Stored dataset items:

▶

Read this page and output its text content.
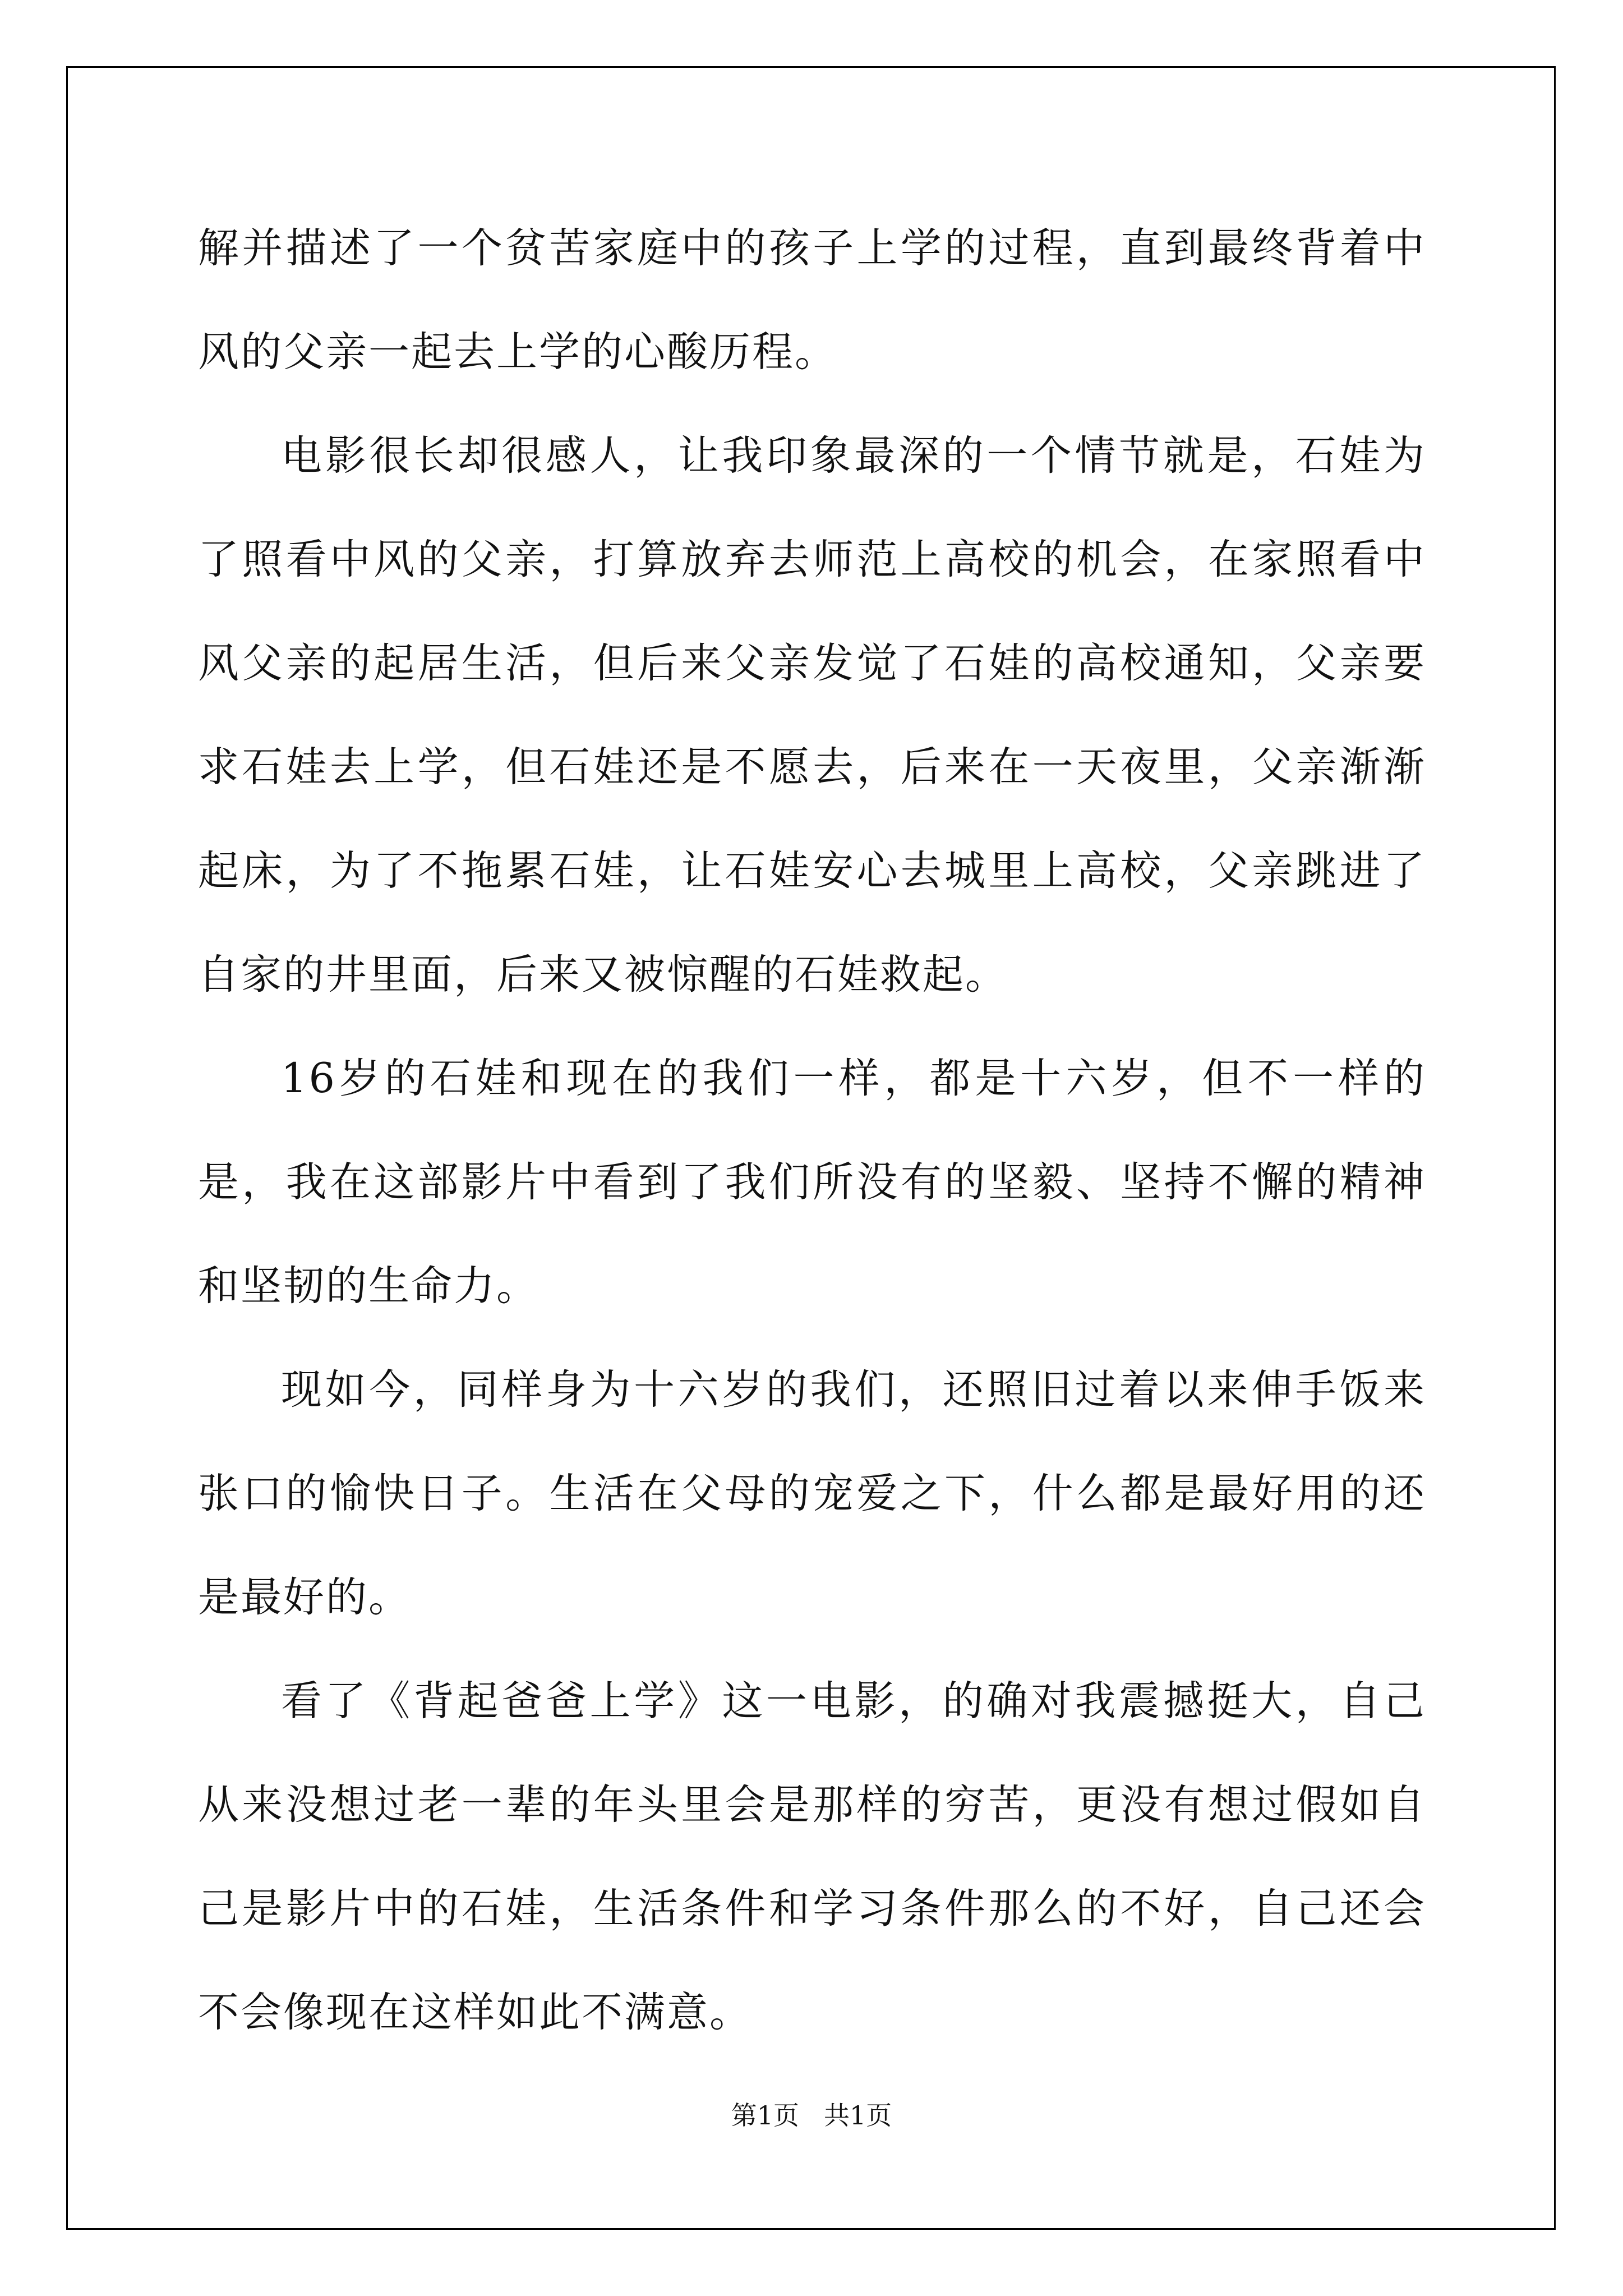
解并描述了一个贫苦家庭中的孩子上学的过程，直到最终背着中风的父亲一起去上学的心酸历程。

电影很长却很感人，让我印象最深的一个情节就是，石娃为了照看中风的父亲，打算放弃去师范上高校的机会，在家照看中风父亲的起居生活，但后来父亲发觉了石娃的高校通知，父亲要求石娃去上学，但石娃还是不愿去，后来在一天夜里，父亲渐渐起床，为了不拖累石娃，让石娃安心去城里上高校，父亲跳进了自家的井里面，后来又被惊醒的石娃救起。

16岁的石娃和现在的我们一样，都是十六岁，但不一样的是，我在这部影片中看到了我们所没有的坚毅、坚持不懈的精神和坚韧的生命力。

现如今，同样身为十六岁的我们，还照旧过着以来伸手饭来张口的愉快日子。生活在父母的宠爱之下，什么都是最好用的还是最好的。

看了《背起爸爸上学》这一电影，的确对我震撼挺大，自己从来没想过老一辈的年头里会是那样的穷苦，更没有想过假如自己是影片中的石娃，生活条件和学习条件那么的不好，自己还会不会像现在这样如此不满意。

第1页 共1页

◀

### GIVEN TASK
Output every entry verbatim. Pictures do not belong in the copy.

### SOLVED PROBLEM
Read this page and output its text content.
解并描述了一个贫苦家庭中的孩子上学的过程，直到最终背着中风的父亲一起去上学的心酸历程。

电影很长却很感人，让我印象最深的一个情节就是，石娃为了照看中风的父亲，打算放弃去师范上高校的机会，在家照看中风父亲的起居生活，但后来父亲发觉了石娃的高校通知，父亲要求石娃去上学，但石娃还是不愿去，后来在一天夜里，父亲渐渐起床，为了不拖累石娃，让石娃安心去城里上高校，父亲跳进了自家的井里面，后来又被惊醒的石娃救起。

16岁的石娃和现在的我们一样，都是十六岁，但不一样的是，我在这部影片中看到了我们所没有的坚毅、坚持不懈的精神和坚韧的生命力。

现如今，同样身为十六岁的我们，还照旧过着以来伸手饭来张口的愉快日子。生活在父母的宠爱之下，什么都是最好用的还是最好的。

看了《背起爸爸上学》这一电影，的确对我震撼挺大，自己从来没想过老一辈的年头里会是那样的穷苦，更没有想过假如自己是影片中的石娃，生活条件和学习条件那么的不好，自己还会不会像现在这样如此不满意。

第1页 共1页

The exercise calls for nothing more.